Data extracted from a collection
○ ○ ○ ○

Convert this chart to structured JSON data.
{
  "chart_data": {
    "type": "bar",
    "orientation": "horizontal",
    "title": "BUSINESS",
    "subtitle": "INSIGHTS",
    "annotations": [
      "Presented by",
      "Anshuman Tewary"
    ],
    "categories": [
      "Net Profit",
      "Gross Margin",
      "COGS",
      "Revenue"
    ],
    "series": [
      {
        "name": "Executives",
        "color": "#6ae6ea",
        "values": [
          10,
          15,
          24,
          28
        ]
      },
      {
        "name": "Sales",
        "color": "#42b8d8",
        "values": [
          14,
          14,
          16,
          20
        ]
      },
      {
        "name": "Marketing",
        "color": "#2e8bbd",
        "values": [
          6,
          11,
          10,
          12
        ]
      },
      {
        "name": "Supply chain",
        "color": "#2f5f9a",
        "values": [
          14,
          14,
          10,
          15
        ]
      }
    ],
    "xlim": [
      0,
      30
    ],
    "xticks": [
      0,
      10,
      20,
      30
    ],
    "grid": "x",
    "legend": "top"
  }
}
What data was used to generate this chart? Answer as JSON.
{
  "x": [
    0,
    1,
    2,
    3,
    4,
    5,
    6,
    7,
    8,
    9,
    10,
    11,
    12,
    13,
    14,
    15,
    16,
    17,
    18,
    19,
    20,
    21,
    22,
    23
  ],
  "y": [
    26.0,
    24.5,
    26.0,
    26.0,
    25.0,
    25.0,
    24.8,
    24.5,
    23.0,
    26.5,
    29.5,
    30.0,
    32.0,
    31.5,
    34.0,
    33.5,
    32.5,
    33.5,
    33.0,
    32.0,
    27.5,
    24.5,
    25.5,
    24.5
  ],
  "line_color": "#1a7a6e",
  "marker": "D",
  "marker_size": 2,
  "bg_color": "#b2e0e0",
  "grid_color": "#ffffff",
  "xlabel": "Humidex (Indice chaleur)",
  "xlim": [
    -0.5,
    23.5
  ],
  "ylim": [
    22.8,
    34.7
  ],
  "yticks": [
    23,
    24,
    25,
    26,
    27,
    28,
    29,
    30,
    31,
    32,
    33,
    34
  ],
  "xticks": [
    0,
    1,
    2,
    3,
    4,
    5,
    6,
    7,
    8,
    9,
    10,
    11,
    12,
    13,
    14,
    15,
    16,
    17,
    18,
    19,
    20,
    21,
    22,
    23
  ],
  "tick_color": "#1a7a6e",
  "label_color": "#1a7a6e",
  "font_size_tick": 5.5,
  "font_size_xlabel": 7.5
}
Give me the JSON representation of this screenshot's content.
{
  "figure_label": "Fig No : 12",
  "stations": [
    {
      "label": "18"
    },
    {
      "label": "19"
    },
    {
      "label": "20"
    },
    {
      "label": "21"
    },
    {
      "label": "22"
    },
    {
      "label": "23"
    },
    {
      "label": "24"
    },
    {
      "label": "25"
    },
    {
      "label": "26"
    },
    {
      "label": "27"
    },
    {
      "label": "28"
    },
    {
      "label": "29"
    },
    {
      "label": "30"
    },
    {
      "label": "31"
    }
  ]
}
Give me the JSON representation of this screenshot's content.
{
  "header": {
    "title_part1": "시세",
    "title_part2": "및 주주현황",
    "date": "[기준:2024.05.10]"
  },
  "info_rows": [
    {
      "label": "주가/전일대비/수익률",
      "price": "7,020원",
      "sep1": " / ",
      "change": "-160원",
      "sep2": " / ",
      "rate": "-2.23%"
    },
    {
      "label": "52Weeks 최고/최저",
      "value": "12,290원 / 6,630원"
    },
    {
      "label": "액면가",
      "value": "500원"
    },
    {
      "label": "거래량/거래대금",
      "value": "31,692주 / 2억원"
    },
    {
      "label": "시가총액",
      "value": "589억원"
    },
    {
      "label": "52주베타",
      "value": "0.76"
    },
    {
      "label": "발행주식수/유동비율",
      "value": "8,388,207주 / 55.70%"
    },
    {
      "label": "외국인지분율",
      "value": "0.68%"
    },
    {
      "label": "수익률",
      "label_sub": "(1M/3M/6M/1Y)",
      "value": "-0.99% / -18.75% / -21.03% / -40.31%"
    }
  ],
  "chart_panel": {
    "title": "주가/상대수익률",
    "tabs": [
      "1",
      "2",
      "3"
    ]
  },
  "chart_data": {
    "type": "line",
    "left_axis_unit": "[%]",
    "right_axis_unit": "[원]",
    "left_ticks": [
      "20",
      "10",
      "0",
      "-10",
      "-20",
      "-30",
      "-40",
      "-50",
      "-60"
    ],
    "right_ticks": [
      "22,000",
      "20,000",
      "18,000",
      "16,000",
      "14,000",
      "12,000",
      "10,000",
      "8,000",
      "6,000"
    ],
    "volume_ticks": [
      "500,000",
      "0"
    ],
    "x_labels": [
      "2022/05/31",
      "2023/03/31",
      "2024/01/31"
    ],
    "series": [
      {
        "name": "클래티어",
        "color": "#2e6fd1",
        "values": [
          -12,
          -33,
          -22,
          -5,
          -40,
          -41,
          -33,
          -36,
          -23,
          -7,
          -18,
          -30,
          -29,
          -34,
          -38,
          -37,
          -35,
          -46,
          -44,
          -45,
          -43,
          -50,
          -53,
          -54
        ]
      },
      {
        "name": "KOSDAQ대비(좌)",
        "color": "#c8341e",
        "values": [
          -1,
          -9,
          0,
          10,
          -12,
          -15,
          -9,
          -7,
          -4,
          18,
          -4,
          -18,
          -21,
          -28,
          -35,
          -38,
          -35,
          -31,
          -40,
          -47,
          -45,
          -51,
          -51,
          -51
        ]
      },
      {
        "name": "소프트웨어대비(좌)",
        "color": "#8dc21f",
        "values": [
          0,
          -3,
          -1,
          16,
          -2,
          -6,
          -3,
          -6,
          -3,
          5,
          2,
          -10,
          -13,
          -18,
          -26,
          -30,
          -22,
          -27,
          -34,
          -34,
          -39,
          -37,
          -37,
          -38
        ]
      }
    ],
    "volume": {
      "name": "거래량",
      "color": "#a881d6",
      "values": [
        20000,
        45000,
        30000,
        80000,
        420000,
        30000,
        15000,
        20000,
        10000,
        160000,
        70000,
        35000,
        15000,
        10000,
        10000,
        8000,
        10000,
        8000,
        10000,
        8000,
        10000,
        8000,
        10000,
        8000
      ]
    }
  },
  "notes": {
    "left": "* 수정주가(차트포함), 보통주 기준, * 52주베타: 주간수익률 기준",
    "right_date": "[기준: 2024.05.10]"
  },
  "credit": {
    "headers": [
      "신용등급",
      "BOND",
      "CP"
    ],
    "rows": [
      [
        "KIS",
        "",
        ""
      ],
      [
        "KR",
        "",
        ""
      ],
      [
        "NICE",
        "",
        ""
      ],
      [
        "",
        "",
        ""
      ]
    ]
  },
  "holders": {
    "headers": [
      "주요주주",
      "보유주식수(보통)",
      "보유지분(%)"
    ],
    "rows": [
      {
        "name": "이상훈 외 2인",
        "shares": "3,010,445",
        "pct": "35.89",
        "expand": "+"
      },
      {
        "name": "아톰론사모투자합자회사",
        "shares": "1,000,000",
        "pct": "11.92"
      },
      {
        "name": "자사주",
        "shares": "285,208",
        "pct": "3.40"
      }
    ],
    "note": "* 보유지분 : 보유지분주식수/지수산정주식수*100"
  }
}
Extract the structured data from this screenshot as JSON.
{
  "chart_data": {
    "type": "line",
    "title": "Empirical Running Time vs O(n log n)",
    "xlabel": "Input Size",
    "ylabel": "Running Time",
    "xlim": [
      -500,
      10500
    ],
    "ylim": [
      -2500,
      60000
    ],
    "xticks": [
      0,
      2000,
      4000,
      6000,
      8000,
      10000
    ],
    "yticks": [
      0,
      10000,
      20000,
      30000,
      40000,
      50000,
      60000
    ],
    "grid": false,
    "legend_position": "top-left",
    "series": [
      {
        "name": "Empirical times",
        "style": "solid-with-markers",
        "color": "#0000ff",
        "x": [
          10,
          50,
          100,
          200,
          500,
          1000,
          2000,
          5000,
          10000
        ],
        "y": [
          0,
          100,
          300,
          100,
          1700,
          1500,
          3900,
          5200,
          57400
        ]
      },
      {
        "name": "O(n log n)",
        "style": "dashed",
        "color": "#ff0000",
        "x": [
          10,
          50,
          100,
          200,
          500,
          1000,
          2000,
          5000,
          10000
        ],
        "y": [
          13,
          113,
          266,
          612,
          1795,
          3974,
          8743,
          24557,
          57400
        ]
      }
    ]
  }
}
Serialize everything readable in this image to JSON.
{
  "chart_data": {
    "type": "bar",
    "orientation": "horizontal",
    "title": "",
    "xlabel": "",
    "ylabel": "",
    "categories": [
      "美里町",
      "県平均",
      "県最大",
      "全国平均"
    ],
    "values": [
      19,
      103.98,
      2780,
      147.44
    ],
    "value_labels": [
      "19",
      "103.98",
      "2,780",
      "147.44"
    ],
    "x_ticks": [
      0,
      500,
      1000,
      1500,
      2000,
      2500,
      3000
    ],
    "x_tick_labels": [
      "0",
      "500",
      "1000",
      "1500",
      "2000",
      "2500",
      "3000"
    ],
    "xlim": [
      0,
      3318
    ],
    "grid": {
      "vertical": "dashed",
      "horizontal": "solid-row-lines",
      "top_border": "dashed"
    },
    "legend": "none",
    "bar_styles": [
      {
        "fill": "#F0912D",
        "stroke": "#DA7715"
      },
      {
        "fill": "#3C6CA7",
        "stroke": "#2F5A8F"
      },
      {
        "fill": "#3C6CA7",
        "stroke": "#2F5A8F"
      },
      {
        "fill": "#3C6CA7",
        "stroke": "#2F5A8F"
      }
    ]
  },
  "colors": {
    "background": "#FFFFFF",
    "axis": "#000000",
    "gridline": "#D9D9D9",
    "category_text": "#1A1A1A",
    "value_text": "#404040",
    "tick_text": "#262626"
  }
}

○ ○ ○ ○

» Challenge
From the records above, pull out each line that has "structured".

» Exercise answer
Convert this chart to structured JSON data.
Extract the structured data from this screenshot as JSON.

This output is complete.